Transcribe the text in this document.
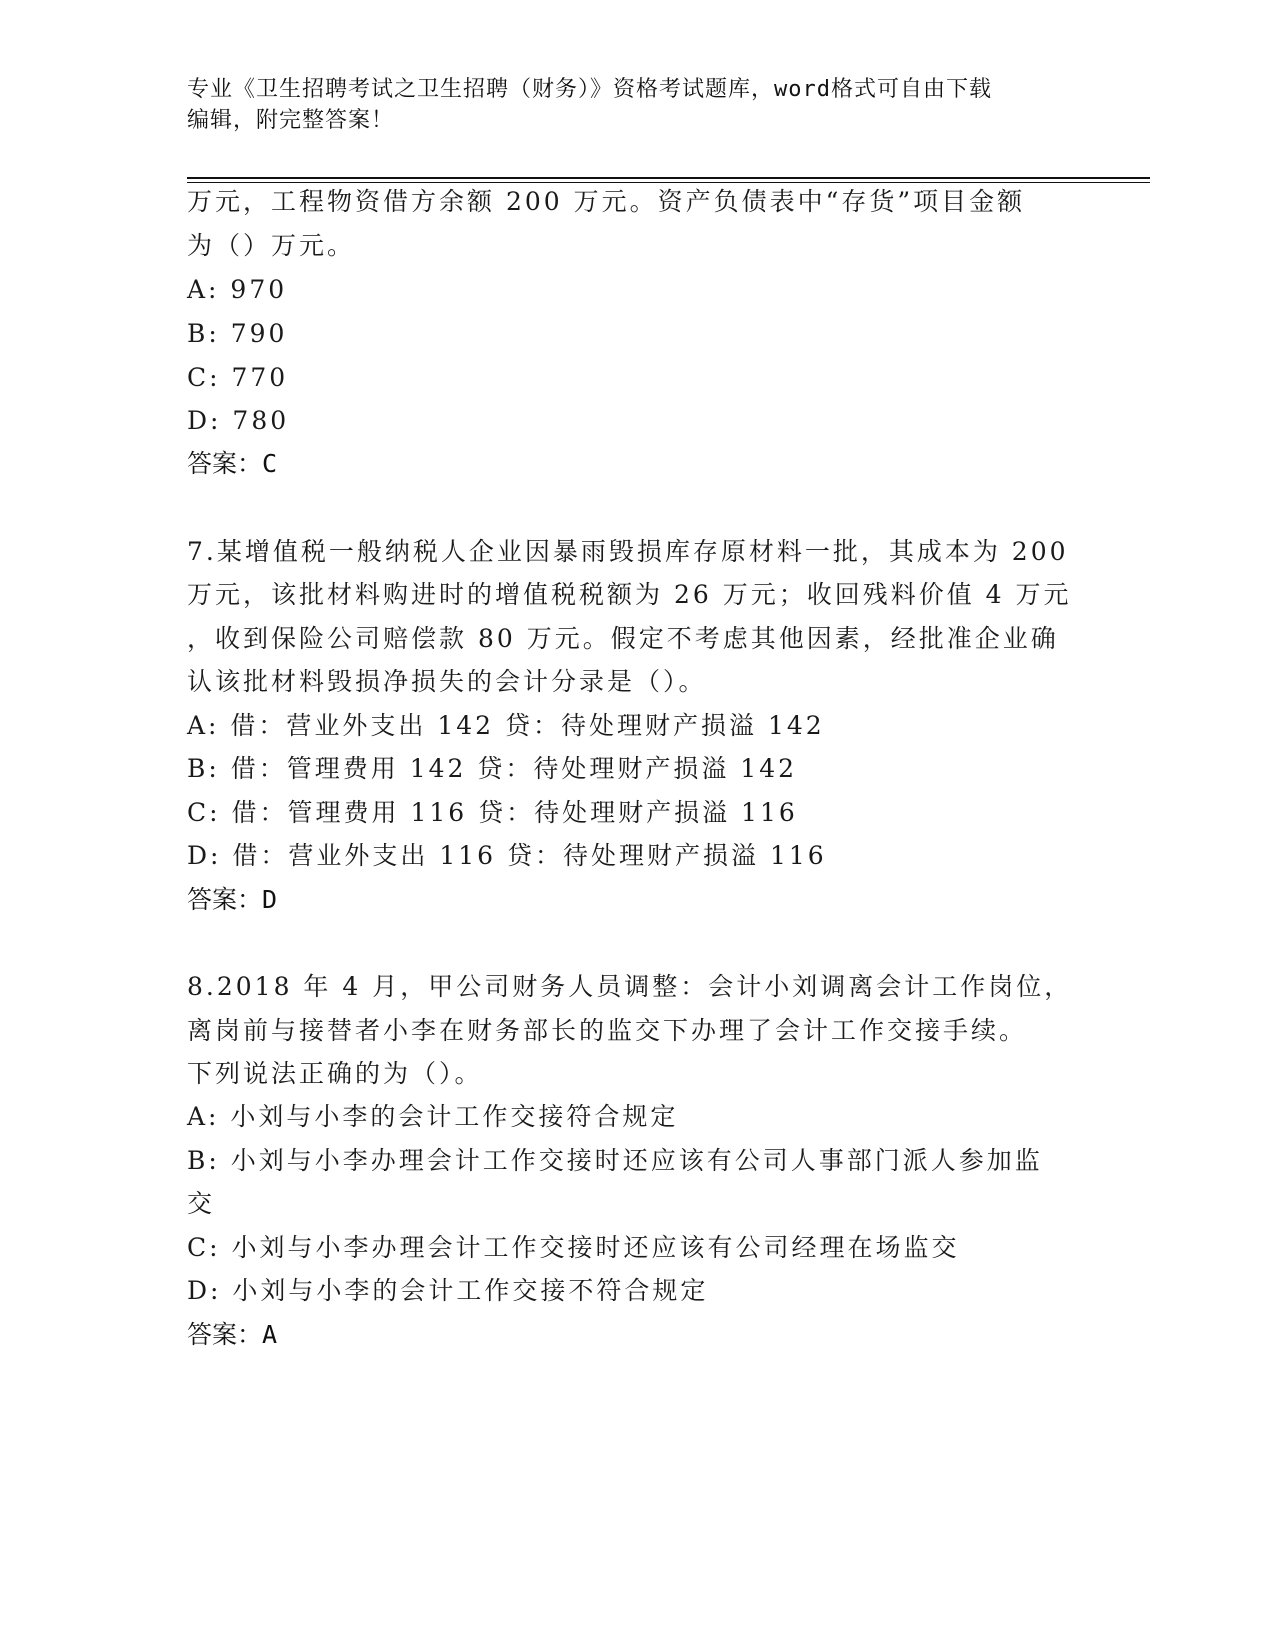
专业《卫生招聘考试之卫生招聘（财务）》资格考试题库，word格式可自由下载
编辑，附完整答案！
万元，工程物资借方余额 200 万元。资产负债表中“存货”项目金额
为（）万元。
A: 970
B: 790
C: 770
D: 780
答案：C
7.某增值税一般纳税人企业因暴雨毁损库存原材料一批，其成本为 200
万元，该批材料购进时的增值税税额为 26 万元；收回残料价值 4 万元
，收到保险公司赔偿款 80 万元。假定不考虑其他因素，经批准企业确
认该批材料毁损净损失的会计分录是（）。
A: 借：营业外支出 142 贷：待处理财产损溢 142
B: 借：管理费用 142 贷：待处理财产损溢 142
C: 借：管理费用 116 贷：待处理财产损溢 116
D: 借：营业外支出 116 贷：待处理财产损溢 116
答案：D
8.2018 年 4 月，甲公司财务人员调整：会计小刘调离会计工作岗位，
离岗前与接替者小李在财务部长的监交下办理了会计工作交接手续。
下列说法正确的为（）。
A: 小刘与小李的会计工作交接符合规定
B: 小刘与小李办理会计工作交接时还应该有公司人事部门派人参加监
交
C: 小刘与小李办理会计工作交接时还应该有公司经理在场监交
D: 小刘与小李的会计工作交接不符合规定
答案：A
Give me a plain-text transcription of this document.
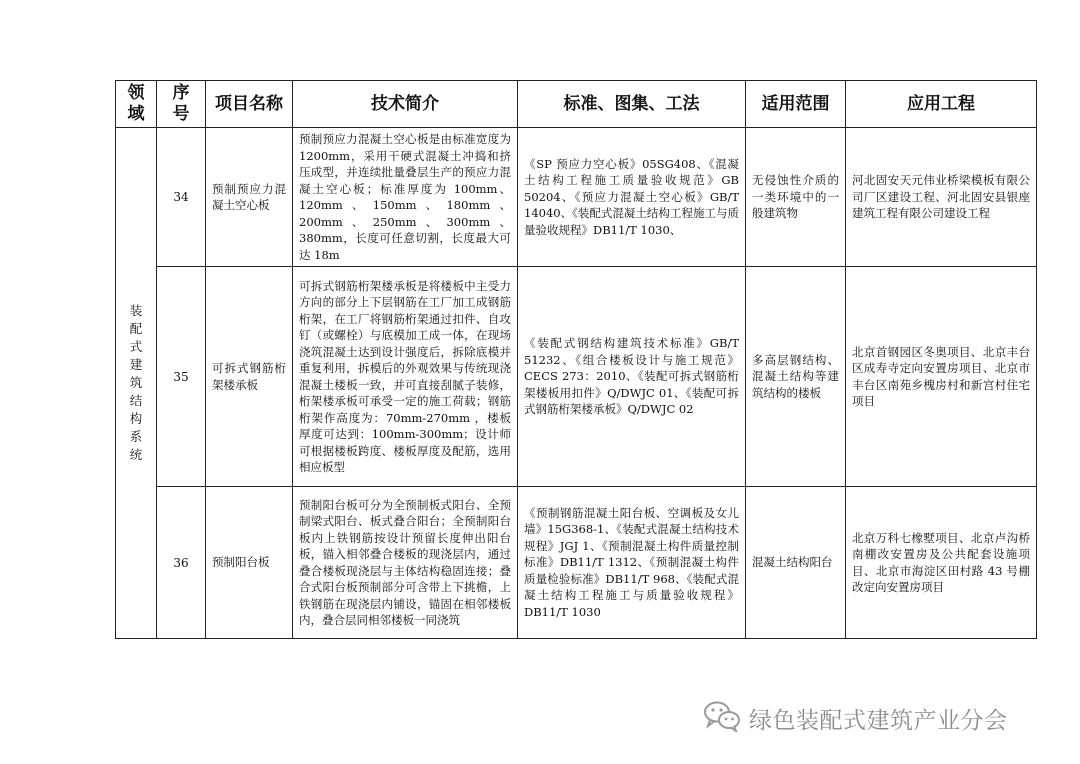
领域	序号	项目名称	技术简介	标准、图集、工法	适用范围	应用工程

装配式建筑结构系统	34	预制预应力混凝土空心板	预制预应力混凝土空心板是由标准宽度为 1200mm，采用干硬式混凝土冲捣和挤压成型，并连续批量叠层生产的预应力混凝土空心板；标准厚度为 100mm、120mm、150mm、180mm、200mm、250mm、300mm、380mm，长度可任意切割，长度最大可达 18m	《SP 预应力空心板》05SG408、《混凝土结构工程施工质量验收规范》GB 50204、《预应力混凝土空心板》GB/T 14040、《装配式混凝土结构工程施工与质量验收规程》DB11/T 1030、	无侵蚀性介质的一类环境中的一般建筑物	河北固安天元伟业桥梁模板有限公司厂区建设工程、河北固安县银座建筑工程有限公司建设工程

	35	可拆式钢筋桁架楼承板	可拆式钢筋桁架楼承板是将楼板中主受力方向的部分上下层钢筋在工厂加工成钢筋桁架，在工厂将钢筋桁架通过扣件、自攻钉（或螺栓）与底模加工成一体，在现场浇筑混凝土达到设计强度后，拆除底模并重复利用，拆模后的外观效果与传统现浇混凝土楼板一致，并可直接刮腻子装修，桁架楼承板可承受一定的施工荷载；钢筋桁架作高度为：70mm-270mm ，楼板厚度可达到：100mm-300mm；设计师可根据楼板跨度、楼板厚度及配筋，选用相应板型	《装配式钢结构建筑技术标准》GB/T 51232、《组合楼板设计与施工规范》CECS 273：2010、《装配可拆式钢筋桁架楼板用扣件》Q/DWJC 01、《装配可拆式钢筋桁架楼承板》Q/DWJC 02	多高层钢结构、混凝土结构等建筑结构的楼板	北京首钢园区冬奥项目、北京丰台区成寿寺定向安置房项目、北京市丰台区南苑乡槐房村和新宫村住宅项目

	36	预制阳台板	预制阳台板可分为全预制板式阳台、全预制梁式阳台、板式叠合阳台；全预制阳台板内上铁钢筋按设计预留长度伸出阳台板，锚入相邻叠合楼板的现浇层内，通过叠合楼板现浇层与主体结构稳固连接；叠合式阳台板预制部分可含带上下挑檐，上铁钢筋在现浇层内铺设，锚固在相邻楼板内，叠合层同相邻楼板一同浇筑	《预制钢筋混凝土阳台板、空调板及女儿墙》15G368-1、《装配式混凝土结构技术规程》JGJ 1、《预制混凝土构件质量控制标准》DB11/T 1312、《预制混凝土构件质量检验标准》DB11/T 968、《装配式混凝土结构工程施工与质量验收规程》DB11/T 1030	混凝土结构阳台	北京万科七橡墅项目、北京卢沟桥南棚改安置房及公共配套设施项目、北京市海淀区田村路 43 号棚改定向安置房项目
绿色装配式建筑产业分会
....
■ **REQUIRED WORK**
Set the listing down in full and exactly. Pictures within it should not appear in the copy.

■ **IN RESPONSE**
Transcribe the text in this document.
专业《卫生招聘考试之卫生招聘（财务）》资格考试题库，word格式可自由下载
编辑，附完整答案！
万元，工程物资借方余额 200 万元。资产负债表中“存货”项目金额
为（）万元。
A: 970
B: 790
C: 770
D: 780
答案：C
7.某增值税一般纳税人企业因暴雨毁损库存原材料一批，其成本为 200
万元，该批材料购进时的增值税税额为 26 万元；收回残料价值 4 万元
，收到保险公司赔偿款 80 万元。假定不考虑其他因素，经批准企业确
认该批材料毁损净损失的会计分录是（）。
A: 借：营业外支出 142 贷：待处理财产损溢 142
B: 借：管理费用 142 贷：待处理财产损溢 142
C: 借：管理费用 116 贷：待处理财产损溢 116
D: 借：营业外支出 116 贷：待处理财产损溢 116
答案：D
8.2018 年 4 月，甲公司财务人员调整：会计小刘调离会计工作岗位，
离岗前与接替者小李在财务部长的监交下办理了会计工作交接手续。
下列说法正确的为（）。
A: 小刘与小李的会计工作交接符合规定
B: 小刘与小李办理会计工作交接时还应该有公司人事部门派人参加监
交
C: 小刘与小李办理会计工作交接时还应该有公司经理在场监交
D: 小刘与小李的会计工作交接不符合规定
答案：A
Give me a plain-text transcription of this document.
领域	序号	项目名称	技术简介	标准、图集、工法	适用范围	应用工程

装配式建筑结构系统	34	预制预应力混凝土空心板	预制预应力混凝土空心板是由标准宽度为 1200mm，采用干硬式混凝土冲捣和挤压成型，并连续批量叠层生产的预应力混凝土空心板；标准厚度为 100mm、120mm、150mm、180mm、200mm、250mm、300mm、380mm，长度可任意切割，长度最大可达 18m	《SP 预应力空心板》05SG408、《混凝土结构工程施工质量验收规范》GB 50204、《预应力混凝土空心板》GB/T 14040、《装配式混凝土结构工程施工与质量验收规程》DB11/T 1030、	无侵蚀性介质的一类环境中的一般建筑物	河北固安天元伟业桥梁模板有限公司厂区建设工程、河北固安县银座建筑工程有限公司建设工程

	35	可拆式钢筋桁架楼承板	可拆式钢筋桁架楼承板是将楼板中主受力方向的部分上下层钢筋在工厂加工成钢筋桁架，在工厂将钢筋桁架通过扣件、自攻钉（或螺栓）与底模加工成一体，在现场浇筑混凝土达到设计强度后，拆除底模并重复利用，拆模后的外观效果与传统现浇混凝土楼板一致，并可直接刮腻子装修，桁架楼承板可承受一定的施工荷载；钢筋桁架作高度为：70mm-270mm ，楼板厚度可达到：100mm-300mm；设计师可根据楼板跨度、楼板厚度及配筋，选用相应板型	《装配式钢结构建筑技术标准》GB/T 51232、《组合楼板设计与施工规范》CECS 273：2010、《装配可拆式钢筋桁架楼板用扣件》Q/DWJC 01、《装配可拆式钢筋桁架楼承板》Q/DWJC 02	多高层钢结构、混凝土结构等建筑结构的楼板	北京首钢园区冬奥项目、北京丰台区成寿寺定向安置房项目、北京市丰台区南苑乡槐房村和新宫村住宅项目

	36	预制阳台板	预制阳台板可分为全预制板式阳台、全预制梁式阳台、板式叠合阳台；全预制阳台板内上铁钢筋按设计预留长度伸出阳台板，锚入相邻叠合楼板的现浇层内，通过叠合楼板现浇层与主体结构稳固连接；叠合式阳台板预制部分可含带上下挑檐，上铁钢筋在现浇层内铺设，锚固在相邻楼板内，叠合层同相邻楼板一同浇筑	《预制钢筋混凝土阳台板、空调板及女儿墙》15G368-1、《装配式混凝土结构技术规程》JGJ 1、《预制混凝土构件质量控制标准》DB11/T 1312、《预制混凝土构件质量检验标准》DB11/T 968、《装配式混凝土结构工程施工与质量验收规程》DB11/T 1030	混凝土结构阳台	北京万科七橡墅项目、北京卢沟桥南棚改安置房及公共配套设施项目、北京市海淀区田村路 43 号棚改定向安置房项目
绿色装配式建筑产业分会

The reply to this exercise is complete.